» **Aim**: Find every line with the word "основного". Copy those lines.

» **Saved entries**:
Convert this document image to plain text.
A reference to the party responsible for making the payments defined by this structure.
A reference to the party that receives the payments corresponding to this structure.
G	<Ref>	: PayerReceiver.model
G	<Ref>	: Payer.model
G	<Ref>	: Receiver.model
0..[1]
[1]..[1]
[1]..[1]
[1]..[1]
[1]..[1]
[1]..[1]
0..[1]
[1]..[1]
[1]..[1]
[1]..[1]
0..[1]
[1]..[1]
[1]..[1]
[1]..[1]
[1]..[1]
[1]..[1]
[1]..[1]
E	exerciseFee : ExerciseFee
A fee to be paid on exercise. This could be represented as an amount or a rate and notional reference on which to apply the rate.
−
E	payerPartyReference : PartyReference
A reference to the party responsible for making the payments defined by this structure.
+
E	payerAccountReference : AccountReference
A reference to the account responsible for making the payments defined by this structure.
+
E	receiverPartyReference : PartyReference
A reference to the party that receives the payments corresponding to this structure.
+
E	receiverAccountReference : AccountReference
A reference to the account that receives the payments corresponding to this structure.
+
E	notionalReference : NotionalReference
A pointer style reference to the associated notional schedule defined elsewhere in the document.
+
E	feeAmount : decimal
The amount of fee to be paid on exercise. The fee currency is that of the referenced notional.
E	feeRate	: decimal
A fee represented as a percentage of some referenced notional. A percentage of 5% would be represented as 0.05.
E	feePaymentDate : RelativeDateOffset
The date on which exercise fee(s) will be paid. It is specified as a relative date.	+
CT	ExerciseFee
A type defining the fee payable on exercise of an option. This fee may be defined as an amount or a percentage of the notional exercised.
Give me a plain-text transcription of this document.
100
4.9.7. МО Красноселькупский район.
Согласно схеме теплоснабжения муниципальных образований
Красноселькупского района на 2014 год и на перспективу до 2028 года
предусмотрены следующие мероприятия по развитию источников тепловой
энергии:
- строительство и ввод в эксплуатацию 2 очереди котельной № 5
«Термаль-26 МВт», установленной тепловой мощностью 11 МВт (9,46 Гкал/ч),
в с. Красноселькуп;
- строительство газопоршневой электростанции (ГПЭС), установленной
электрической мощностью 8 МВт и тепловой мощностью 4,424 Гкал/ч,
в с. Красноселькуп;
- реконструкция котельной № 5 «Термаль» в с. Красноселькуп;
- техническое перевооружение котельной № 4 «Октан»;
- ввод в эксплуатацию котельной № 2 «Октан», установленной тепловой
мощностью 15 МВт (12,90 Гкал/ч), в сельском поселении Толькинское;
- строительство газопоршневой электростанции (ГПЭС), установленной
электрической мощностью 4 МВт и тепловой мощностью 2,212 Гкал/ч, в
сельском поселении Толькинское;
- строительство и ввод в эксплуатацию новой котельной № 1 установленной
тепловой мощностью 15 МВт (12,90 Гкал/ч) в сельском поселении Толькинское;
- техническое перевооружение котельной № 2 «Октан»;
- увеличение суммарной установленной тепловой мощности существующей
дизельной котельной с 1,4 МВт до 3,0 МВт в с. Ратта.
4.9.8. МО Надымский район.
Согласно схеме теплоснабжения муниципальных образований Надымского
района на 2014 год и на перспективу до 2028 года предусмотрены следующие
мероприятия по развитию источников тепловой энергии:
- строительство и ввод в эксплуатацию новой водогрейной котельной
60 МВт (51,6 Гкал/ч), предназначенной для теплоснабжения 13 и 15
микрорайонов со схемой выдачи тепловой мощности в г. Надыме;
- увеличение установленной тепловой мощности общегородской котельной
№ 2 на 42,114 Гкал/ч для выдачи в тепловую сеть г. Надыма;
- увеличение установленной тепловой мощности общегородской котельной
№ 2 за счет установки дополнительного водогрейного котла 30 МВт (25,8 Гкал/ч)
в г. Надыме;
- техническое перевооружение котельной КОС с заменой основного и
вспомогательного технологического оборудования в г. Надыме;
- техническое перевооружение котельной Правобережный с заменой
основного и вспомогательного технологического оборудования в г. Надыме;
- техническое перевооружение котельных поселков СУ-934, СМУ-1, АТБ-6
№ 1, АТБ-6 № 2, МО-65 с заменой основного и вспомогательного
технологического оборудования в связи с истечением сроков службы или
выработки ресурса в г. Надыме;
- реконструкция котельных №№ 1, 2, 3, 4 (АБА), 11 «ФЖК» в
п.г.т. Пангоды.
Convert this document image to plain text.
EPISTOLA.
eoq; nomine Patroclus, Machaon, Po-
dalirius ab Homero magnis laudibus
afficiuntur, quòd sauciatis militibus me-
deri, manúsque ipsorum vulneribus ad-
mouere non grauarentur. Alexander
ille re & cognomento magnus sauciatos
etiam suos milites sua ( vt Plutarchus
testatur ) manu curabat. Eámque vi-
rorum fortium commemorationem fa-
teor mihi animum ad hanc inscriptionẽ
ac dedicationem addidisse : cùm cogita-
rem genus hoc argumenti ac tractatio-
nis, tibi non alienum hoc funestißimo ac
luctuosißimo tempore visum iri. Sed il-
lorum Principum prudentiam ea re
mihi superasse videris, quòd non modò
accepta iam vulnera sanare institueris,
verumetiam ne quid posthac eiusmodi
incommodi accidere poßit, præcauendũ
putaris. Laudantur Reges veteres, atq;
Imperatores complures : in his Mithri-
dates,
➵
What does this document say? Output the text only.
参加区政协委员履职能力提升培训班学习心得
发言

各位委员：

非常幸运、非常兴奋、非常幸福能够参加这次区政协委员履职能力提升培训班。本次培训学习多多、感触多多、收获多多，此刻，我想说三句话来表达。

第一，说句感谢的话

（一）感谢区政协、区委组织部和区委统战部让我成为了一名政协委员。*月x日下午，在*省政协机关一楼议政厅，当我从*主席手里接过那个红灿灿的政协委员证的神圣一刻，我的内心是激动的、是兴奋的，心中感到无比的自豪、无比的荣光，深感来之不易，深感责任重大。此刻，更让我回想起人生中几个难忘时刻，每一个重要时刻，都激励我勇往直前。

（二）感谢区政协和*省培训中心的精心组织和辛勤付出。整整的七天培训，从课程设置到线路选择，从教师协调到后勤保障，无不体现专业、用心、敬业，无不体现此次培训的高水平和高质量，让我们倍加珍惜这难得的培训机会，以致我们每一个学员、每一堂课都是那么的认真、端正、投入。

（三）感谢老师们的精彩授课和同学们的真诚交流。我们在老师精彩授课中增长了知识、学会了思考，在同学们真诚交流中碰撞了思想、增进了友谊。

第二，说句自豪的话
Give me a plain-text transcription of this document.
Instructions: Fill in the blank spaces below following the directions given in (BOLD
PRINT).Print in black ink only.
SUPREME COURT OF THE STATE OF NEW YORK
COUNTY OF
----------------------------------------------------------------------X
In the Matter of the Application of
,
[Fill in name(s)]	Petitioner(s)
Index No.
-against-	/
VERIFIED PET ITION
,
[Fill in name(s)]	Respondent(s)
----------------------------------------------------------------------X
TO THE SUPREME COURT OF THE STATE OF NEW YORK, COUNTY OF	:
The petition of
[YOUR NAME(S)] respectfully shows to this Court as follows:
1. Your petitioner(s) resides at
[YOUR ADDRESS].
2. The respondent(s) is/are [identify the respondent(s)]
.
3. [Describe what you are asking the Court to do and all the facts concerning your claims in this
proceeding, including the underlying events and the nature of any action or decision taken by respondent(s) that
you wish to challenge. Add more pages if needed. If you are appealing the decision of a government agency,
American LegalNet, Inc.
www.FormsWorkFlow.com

» **Finished answer**:
- техническое перевооружение котельной КОС с заменой основного и
основного и вспомогательного технологического оборудования в г. Надыме;
№ 1, АТБ-6 № 2, МО-65 с заменой основного и вспомогательного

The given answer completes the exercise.